Task
Copy out each line that mentions the word "kaps".

Data rows
....

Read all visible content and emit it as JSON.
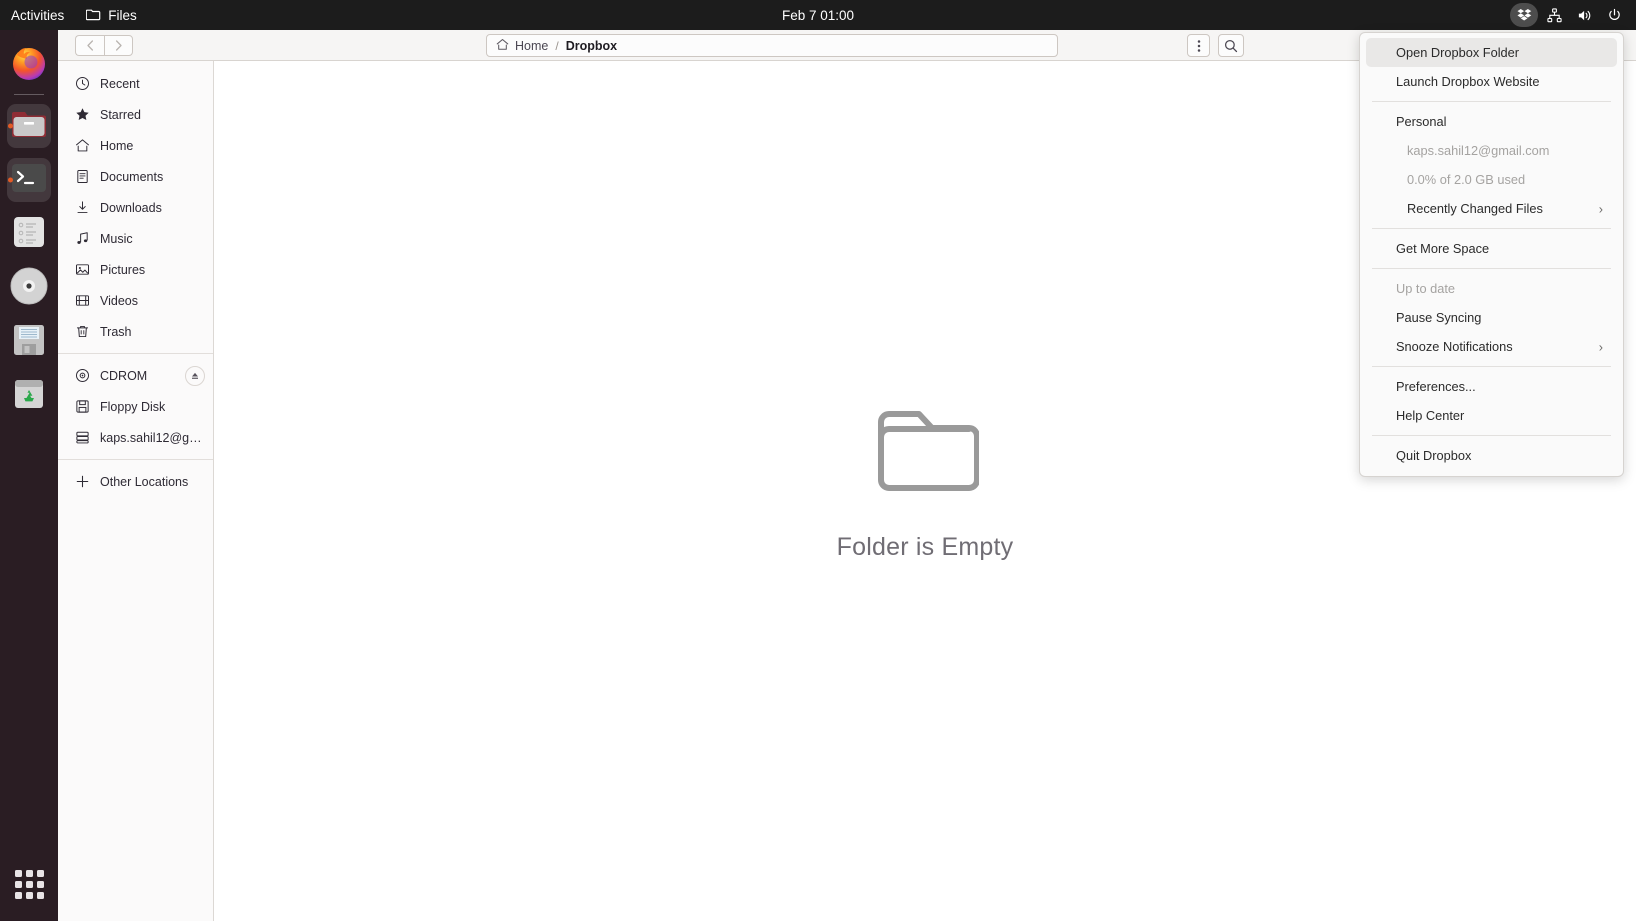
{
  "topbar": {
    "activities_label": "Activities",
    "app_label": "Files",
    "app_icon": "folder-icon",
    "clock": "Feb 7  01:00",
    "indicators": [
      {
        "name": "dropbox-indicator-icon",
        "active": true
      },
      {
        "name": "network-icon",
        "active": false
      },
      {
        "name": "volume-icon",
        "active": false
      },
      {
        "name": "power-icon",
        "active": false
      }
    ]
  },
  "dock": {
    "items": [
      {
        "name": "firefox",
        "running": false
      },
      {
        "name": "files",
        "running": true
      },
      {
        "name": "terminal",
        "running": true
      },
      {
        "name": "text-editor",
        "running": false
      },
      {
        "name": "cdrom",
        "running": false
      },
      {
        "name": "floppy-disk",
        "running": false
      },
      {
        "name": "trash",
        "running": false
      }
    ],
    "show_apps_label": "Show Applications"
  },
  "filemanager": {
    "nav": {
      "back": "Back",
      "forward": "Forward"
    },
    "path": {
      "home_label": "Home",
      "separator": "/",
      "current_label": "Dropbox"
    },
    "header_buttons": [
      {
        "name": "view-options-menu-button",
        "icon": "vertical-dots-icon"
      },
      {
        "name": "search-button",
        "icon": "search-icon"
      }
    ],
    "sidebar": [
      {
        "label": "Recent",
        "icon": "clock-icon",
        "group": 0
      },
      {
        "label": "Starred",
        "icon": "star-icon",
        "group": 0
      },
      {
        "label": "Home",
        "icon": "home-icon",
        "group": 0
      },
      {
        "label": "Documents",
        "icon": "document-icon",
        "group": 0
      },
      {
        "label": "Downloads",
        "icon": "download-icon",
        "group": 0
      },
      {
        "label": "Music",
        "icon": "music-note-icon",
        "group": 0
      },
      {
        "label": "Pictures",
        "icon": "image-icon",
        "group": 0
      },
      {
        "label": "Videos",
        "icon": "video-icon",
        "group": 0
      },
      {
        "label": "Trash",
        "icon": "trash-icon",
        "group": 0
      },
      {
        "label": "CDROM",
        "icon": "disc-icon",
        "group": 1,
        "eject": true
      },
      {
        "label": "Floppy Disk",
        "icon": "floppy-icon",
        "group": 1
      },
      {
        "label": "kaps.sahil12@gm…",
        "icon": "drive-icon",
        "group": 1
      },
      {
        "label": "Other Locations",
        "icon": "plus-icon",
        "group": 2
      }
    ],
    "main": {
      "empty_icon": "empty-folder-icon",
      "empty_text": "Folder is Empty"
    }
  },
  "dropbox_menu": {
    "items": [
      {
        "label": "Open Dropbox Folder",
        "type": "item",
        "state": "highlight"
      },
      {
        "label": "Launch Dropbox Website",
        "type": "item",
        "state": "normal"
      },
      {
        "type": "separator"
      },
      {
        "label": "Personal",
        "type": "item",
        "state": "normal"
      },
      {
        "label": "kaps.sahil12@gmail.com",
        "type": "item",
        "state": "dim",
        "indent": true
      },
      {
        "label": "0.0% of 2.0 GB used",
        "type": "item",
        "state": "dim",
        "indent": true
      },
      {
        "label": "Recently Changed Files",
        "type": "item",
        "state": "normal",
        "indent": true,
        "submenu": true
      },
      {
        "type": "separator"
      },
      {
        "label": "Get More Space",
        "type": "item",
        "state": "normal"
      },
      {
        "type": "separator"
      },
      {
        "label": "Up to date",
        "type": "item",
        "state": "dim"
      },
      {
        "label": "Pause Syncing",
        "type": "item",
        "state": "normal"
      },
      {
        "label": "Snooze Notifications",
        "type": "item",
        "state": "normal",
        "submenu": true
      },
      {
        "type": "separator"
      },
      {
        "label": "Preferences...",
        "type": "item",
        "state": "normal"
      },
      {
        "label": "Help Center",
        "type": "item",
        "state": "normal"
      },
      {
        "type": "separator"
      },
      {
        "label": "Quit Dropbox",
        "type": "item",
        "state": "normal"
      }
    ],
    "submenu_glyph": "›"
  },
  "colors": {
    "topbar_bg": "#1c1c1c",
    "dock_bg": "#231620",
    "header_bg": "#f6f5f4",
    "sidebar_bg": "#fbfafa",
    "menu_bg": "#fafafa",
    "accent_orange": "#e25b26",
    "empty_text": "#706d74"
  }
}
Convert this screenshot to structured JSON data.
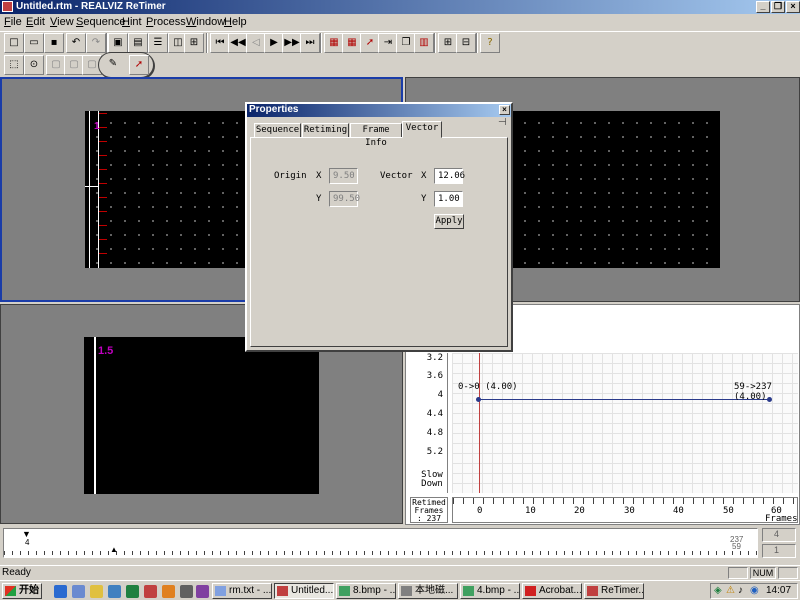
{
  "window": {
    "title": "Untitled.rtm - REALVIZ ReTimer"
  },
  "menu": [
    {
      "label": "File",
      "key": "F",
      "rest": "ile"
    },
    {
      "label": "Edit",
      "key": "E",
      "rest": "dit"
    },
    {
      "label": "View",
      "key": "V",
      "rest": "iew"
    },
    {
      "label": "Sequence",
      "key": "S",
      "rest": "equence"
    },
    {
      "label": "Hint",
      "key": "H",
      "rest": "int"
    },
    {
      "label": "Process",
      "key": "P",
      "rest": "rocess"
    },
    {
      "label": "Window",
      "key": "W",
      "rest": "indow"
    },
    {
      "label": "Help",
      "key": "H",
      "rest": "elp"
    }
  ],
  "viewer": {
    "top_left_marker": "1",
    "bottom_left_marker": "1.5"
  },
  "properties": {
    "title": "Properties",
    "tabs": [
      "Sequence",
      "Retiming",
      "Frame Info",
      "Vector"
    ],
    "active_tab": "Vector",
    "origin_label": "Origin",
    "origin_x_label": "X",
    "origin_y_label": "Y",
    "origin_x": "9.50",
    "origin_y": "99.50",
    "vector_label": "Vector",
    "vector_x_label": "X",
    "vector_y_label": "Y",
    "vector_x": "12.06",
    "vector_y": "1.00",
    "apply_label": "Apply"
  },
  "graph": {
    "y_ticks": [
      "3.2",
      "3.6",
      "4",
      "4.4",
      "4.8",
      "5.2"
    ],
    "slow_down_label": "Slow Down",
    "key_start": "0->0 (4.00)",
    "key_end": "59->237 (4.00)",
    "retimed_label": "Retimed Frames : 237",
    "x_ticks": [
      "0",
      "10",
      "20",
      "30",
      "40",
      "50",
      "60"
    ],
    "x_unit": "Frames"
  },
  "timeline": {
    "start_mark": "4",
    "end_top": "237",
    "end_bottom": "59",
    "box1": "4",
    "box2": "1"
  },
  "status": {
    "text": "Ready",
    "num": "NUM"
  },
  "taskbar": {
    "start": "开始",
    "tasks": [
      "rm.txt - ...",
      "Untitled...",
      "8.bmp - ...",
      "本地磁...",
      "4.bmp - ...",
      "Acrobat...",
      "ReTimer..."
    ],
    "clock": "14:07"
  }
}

....

Completed task
        "label": "kaps.sahil12@gm…",
        "label": "kaps.sahil12@gmail.com",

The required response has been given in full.